═══ GIVEN RECORDS
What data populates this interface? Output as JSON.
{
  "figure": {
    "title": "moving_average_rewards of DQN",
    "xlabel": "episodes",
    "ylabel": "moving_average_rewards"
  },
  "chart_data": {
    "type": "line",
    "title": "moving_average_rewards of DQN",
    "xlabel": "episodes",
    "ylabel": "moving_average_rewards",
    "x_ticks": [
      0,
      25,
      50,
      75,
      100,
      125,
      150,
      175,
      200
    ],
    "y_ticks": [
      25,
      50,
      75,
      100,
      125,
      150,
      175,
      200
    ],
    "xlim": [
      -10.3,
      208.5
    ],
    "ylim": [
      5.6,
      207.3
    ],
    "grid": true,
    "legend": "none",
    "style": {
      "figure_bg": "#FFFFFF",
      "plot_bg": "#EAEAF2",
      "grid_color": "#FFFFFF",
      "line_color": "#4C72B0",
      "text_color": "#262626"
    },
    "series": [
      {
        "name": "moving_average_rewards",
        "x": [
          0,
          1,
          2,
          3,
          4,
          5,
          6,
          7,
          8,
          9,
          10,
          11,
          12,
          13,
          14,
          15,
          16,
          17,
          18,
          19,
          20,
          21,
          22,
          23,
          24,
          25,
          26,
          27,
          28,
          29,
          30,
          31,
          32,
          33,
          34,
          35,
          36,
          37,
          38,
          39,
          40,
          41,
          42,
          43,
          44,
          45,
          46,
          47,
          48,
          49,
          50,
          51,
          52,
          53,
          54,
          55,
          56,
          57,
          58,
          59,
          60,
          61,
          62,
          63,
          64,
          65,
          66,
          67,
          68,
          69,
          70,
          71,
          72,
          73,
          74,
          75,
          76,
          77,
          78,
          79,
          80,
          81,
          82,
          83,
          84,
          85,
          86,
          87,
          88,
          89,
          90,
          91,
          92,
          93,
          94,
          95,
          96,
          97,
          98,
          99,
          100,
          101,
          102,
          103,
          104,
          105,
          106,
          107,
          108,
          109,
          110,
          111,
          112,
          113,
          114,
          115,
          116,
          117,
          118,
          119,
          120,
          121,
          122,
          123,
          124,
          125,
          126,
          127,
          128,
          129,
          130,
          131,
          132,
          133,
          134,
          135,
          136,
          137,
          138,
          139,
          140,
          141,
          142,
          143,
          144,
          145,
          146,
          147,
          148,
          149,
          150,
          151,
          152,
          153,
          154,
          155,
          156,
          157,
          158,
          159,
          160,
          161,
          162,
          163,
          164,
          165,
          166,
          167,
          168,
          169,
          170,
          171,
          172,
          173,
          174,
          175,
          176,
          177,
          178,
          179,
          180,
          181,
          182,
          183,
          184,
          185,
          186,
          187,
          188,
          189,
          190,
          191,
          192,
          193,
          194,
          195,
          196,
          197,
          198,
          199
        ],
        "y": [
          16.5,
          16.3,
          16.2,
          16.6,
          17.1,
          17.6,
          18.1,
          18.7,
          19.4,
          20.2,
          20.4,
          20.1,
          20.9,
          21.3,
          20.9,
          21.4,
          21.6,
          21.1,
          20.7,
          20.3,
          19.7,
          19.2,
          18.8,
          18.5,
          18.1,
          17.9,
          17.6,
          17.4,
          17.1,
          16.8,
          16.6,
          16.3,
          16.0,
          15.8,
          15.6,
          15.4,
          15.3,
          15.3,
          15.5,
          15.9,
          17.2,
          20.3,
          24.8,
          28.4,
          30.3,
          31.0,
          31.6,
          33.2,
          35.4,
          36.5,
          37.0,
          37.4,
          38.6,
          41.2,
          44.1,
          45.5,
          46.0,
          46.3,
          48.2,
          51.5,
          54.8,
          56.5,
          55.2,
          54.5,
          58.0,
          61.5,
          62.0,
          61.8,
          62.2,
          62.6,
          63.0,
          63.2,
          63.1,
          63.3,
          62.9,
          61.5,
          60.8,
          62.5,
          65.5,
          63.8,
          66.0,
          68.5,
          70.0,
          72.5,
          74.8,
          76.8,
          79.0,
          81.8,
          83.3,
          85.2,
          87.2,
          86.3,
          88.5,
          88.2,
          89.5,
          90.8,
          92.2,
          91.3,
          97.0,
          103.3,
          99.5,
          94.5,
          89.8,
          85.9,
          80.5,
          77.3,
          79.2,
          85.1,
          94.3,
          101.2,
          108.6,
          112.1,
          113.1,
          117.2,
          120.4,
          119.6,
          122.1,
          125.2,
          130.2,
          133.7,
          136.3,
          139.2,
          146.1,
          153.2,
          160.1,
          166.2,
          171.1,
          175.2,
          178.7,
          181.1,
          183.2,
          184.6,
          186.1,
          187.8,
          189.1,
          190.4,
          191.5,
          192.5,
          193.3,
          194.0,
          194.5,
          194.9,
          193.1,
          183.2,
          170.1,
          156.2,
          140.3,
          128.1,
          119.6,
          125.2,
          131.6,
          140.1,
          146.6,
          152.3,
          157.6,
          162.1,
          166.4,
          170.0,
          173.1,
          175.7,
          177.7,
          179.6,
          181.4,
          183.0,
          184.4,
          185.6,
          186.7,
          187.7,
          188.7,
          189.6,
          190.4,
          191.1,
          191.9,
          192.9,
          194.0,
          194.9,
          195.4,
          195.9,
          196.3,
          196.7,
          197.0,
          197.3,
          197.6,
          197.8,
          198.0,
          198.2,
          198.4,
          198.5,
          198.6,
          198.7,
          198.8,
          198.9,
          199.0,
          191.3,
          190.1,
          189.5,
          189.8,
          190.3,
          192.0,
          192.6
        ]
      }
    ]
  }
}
══════
═══ GIVEN RECORDS
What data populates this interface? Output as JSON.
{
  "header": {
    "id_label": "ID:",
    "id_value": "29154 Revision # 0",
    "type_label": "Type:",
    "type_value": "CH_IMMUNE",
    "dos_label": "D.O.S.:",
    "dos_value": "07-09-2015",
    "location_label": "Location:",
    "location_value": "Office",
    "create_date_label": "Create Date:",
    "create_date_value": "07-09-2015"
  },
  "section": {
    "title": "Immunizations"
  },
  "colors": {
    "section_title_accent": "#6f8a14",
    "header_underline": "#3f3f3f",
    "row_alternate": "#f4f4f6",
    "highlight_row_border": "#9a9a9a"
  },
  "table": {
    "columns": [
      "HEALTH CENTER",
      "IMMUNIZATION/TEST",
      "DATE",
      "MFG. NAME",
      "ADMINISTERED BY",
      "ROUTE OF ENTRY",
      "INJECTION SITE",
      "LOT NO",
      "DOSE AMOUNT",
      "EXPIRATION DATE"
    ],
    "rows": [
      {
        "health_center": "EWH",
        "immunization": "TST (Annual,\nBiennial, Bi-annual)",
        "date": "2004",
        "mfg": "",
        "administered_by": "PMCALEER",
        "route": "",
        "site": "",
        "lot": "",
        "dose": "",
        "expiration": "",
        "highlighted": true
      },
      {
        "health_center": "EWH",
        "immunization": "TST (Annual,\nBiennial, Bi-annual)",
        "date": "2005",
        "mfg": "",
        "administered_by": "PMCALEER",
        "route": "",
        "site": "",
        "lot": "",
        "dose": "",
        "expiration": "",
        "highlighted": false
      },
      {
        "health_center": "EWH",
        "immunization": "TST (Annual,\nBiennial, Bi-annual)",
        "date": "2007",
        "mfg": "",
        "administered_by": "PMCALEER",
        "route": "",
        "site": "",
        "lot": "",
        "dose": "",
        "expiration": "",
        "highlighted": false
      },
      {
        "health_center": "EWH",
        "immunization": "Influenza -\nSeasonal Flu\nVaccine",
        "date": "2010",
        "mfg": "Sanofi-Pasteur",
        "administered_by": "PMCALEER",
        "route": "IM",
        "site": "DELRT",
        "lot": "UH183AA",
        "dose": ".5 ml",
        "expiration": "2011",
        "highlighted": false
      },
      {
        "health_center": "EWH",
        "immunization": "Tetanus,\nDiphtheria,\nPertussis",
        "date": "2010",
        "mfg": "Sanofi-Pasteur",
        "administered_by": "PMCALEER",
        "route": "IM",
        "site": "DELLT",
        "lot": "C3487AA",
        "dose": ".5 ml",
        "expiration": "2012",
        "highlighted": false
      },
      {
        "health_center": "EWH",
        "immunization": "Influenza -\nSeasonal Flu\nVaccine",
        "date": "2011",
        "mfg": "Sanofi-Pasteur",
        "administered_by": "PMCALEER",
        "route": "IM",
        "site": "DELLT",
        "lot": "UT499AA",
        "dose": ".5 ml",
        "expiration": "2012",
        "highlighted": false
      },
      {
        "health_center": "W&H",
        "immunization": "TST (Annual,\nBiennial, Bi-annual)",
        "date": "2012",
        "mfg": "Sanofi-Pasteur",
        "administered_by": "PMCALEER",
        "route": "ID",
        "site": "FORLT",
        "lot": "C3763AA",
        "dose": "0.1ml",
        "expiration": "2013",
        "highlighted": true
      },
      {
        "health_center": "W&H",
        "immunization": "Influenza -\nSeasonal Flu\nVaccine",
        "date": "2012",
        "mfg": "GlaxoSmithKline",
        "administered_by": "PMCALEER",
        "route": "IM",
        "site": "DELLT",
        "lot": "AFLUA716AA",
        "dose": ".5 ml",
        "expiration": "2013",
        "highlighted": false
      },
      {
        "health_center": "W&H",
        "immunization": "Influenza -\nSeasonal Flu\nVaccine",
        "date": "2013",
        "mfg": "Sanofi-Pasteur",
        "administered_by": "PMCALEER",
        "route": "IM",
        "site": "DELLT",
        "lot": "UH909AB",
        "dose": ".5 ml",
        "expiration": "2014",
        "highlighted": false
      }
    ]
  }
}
══════
═══ GIVEN RECORDS
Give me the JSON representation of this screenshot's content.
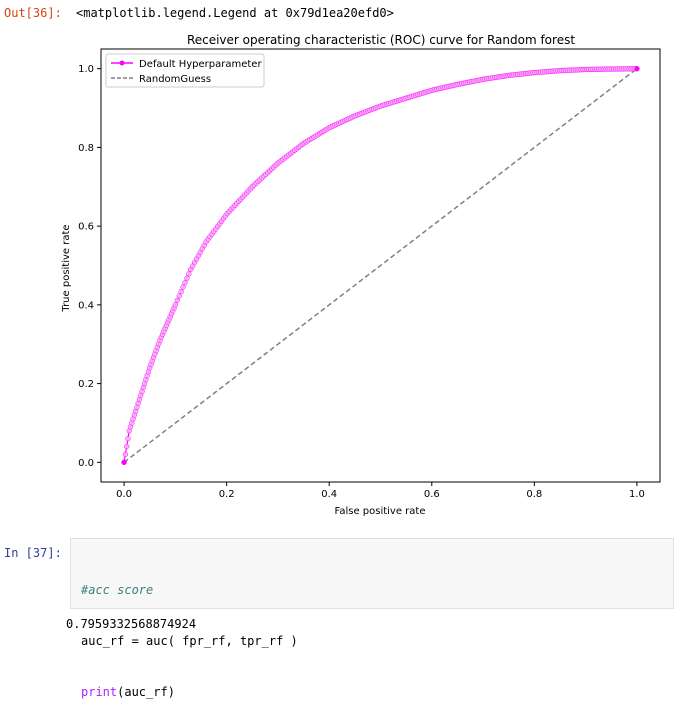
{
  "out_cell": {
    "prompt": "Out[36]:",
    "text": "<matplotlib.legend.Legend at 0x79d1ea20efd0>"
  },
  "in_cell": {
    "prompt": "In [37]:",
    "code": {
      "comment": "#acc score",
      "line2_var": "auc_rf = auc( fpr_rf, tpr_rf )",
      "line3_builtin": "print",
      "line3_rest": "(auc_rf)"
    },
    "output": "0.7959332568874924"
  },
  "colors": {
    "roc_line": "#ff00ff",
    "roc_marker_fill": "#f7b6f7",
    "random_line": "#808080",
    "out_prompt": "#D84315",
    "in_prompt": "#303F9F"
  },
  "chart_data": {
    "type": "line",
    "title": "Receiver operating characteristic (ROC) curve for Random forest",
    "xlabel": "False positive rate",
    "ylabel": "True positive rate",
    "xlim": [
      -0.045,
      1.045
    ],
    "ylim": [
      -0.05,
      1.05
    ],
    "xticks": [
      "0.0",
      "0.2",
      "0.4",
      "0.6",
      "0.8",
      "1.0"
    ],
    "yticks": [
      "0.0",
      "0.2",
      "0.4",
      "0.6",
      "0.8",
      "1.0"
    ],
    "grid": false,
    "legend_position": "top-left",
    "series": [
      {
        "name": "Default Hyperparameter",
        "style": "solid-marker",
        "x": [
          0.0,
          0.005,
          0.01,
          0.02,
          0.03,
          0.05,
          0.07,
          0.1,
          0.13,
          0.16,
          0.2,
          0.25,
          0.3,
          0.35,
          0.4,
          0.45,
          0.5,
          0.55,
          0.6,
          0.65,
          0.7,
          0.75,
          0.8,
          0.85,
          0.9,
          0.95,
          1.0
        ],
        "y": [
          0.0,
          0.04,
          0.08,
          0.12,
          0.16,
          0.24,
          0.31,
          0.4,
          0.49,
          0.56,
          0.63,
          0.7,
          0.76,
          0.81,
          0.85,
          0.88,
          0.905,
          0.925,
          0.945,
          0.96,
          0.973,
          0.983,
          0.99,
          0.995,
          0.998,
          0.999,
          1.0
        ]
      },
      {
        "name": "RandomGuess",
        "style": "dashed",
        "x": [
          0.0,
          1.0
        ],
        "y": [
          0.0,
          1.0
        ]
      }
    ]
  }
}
══════
SHORT PROBLEM: Select all lines in the listing above where the word "ylabel" appears, and show them.

SOLUTION:
    "ylabel": "moving_average_rewards"
    "ylabel": "moving_average_rewards",
    "ylabel": "True positive rate",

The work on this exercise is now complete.